Data provided -
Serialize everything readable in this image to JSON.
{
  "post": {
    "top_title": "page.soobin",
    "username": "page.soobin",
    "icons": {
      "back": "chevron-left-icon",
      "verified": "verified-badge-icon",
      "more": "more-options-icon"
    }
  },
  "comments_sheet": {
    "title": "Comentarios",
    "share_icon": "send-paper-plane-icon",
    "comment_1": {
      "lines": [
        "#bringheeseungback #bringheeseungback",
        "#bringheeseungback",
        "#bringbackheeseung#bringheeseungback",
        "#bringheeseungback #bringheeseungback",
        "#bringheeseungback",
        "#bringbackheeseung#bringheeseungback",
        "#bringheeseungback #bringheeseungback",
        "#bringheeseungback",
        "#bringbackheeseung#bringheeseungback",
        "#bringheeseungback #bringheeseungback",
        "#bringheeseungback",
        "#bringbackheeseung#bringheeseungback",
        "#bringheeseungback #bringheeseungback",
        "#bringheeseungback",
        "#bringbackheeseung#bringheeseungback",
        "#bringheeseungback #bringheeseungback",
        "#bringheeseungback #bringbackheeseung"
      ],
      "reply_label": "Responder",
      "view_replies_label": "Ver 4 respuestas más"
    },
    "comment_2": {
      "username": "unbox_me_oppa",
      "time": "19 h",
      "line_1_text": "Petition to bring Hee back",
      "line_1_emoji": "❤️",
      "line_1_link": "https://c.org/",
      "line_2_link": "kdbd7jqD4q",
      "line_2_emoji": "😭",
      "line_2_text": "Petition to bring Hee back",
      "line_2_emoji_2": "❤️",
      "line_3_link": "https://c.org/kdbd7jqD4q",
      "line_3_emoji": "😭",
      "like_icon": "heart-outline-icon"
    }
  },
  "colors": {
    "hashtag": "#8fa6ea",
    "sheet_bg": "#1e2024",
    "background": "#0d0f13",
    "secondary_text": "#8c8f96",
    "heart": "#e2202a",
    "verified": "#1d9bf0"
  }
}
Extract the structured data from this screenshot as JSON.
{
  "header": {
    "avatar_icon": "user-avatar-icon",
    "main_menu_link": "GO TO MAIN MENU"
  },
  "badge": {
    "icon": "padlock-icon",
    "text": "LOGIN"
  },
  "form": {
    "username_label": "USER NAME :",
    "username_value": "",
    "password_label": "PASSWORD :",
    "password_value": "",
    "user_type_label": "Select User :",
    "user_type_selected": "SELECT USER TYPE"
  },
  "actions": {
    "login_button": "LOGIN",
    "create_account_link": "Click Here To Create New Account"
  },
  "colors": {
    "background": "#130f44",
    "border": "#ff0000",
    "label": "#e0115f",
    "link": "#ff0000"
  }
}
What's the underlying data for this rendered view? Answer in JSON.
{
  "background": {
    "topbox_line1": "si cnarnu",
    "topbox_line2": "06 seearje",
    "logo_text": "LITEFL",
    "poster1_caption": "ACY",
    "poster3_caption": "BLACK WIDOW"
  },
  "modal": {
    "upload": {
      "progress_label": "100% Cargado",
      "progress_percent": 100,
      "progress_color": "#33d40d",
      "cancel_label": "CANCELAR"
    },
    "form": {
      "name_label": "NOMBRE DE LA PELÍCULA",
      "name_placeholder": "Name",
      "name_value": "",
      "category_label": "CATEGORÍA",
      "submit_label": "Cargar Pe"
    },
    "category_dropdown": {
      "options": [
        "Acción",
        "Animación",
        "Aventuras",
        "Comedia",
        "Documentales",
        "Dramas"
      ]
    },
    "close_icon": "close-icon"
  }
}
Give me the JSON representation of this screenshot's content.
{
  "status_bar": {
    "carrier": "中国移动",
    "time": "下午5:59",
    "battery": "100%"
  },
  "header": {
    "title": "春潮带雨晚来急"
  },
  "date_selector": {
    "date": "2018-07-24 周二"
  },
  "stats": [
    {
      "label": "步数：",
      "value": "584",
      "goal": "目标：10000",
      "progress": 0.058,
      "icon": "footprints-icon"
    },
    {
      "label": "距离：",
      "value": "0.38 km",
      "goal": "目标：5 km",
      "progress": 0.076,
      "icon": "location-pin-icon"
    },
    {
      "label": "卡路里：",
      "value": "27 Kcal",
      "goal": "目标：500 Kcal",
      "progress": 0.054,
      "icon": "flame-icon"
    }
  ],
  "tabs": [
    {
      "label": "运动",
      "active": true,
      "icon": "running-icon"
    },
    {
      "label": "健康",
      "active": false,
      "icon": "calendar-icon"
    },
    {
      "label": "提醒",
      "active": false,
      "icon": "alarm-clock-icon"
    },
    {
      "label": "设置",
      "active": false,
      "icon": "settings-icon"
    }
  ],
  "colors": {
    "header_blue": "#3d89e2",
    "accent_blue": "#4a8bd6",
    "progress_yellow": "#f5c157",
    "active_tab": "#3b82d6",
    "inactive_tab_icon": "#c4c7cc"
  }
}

Instruction -
Give the listing above again, word for word.

The solution -
Serialize everything readable in this image to JSON.
{
  "post": {
    "top_title": "page.soobin",
    "username": "page.soobin",
    "icons": {
      "back": "chevron-left-icon",
      "verified": "verified-badge-icon",
      "more": "more-options-icon"
    }
  },
  "comments_sheet": {
    "title": "Comentarios",
    "share_icon": "send-paper-plane-icon",
    "comment_1": {
      "lines": [
        "#bringheeseungback #bringheeseungback",
        "#bringheeseungback",
        "#bringbackheeseung#bringheeseungback",
        "#bringheeseungback #bringheeseungback",
        "#bringheeseungback",
        "#bringbackheeseung#bringheeseungback",
        "#bringheeseungback #bringheeseungback",
        "#bringheeseungback",
        "#bringbackheeseung#bringheeseungback",
        "#bringheeseungback #bringheeseungback",
        "#bringheeseungback",
        "#bringbackheeseung#bringheeseungback",
        "#bringheeseungback #bringheeseungback",
        "#bringheeseungback",
        "#bringbackheeseung#bringheeseungback",
        "#bringheeseungback #bringheeseungback",
        "#bringheeseungback #bringbackheeseung"
      ],
      "reply_label": "Responder",
      "view_replies_label": "Ver 4 respuestas más"
    },
    "comment_2": {
      "username": "unbox_me_oppa",
      "time": "19 h",
      "line_1_text": "Petition to bring Hee back",
      "line_1_emoji": "❤️",
      "line_1_link": "https://c.org/",
      "line_2_link": "kdbd7jqD4q",
      "line_2_emoji": "😭",
      "line_2_text": "Petition to bring Hee back",
      "line_2_emoji_2": "❤️",
      "line_3_link": "https://c.org/kdbd7jqD4q",
      "line_3_emoji": "😭",
      "like_icon": "heart-outline-icon"
    }
  },
  "colors": {
    "hashtag": "#8fa6ea",
    "sheet_bg": "#1e2024",
    "background": "#0d0f13",
    "secondary_text": "#8c8f96",
    "heart": "#e2202a",
    "verified": "#1d9bf0"
  }
}
Extract the structured data from this screenshot as JSON.
{
  "header": {
    "avatar_icon": "user-avatar-icon",
    "main_menu_link": "GO TO MAIN MENU"
  },
  "badge": {
    "icon": "padlock-icon",
    "text": "LOGIN"
  },
  "form": {
    "username_label": "USER NAME :",
    "username_value": "",
    "password_label": "PASSWORD :",
    "password_value": "",
    "user_type_label": "Select User :",
    "user_type_selected": "SELECT USER TYPE"
  },
  "actions": {
    "login_button": "LOGIN",
    "create_account_link": "Click Here To Create New Account"
  },
  "colors": {
    "background": "#130f44",
    "border": "#ff0000",
    "label": "#e0115f",
    "link": "#ff0000"
  }
}
What's the underlying data for this rendered view? Answer in JSON.
{
  "background": {
    "topbox_line1": "si cnarnu",
    "topbox_line2": "06 seearje",
    "logo_text": "LITEFL",
    "poster1_caption": "ACY",
    "poster3_caption": "BLACK WIDOW"
  },
  "modal": {
    "upload": {
      "progress_label": "100% Cargado",
      "progress_percent": 100,
      "progress_color": "#33d40d",
      "cancel_label": "CANCELAR"
    },
    "form": {
      "name_label": "NOMBRE DE LA PELÍCULA",
      "name_placeholder": "Name",
      "name_value": "",
      "category_label": "CATEGORÍA",
      "submit_label": "Cargar Pe"
    },
    "category_dropdown": {
      "options": [
        "Acción",
        "Animación",
        "Aventuras",
        "Comedia",
        "Documentales",
        "Dramas"
      ]
    },
    "close_icon": "close-icon"
  }
}
Give me the JSON representation of this screenshot's content.
{
  "status_bar": {
    "carrier": "中国移动",
    "time": "下午5:59",
    "battery": "100%"
  },
  "header": {
    "title": "春潮带雨晚来急"
  },
  "date_selector": {
    "date": "2018-07-24 周二"
  },
  "stats": [
    {
      "label": "步数：",
      "value": "584",
      "goal": "目标：10000",
      "progress": 0.058,
      "icon": "footprints-icon"
    },
    {
      "label": "距离：",
      "value": "0.38 km",
      "goal": "目标：5 km",
      "progress": 0.076,
      "icon": "location-pin-icon"
    },
    {
      "label": "卡路里：",
      "value": "27 Kcal",
      "goal": "目标：500 Kcal",
      "progress": 0.054,
      "icon": "flame-icon"
    }
  ],
  "tabs": [
    {
      "label": "运动",
      "active": true,
      "icon": "running-icon"
    },
    {
      "label": "健康",
      "active": false,
      "icon": "calendar-icon"
    },
    {
      "label": "提醒",
      "active": false,
      "icon": "alarm-clock-icon"
    },
    {
      "label": "设置",
      "active": false,
      "icon": "settings-icon"
    }
  ],
  "colors": {
    "header_blue": "#3d89e2",
    "accent_blue": "#4a8bd6",
    "progress_yellow": "#f5c157",
    "active_tab": "#3b82d6",
    "inactive_tab_icon": "#c4c7cc"
  }
}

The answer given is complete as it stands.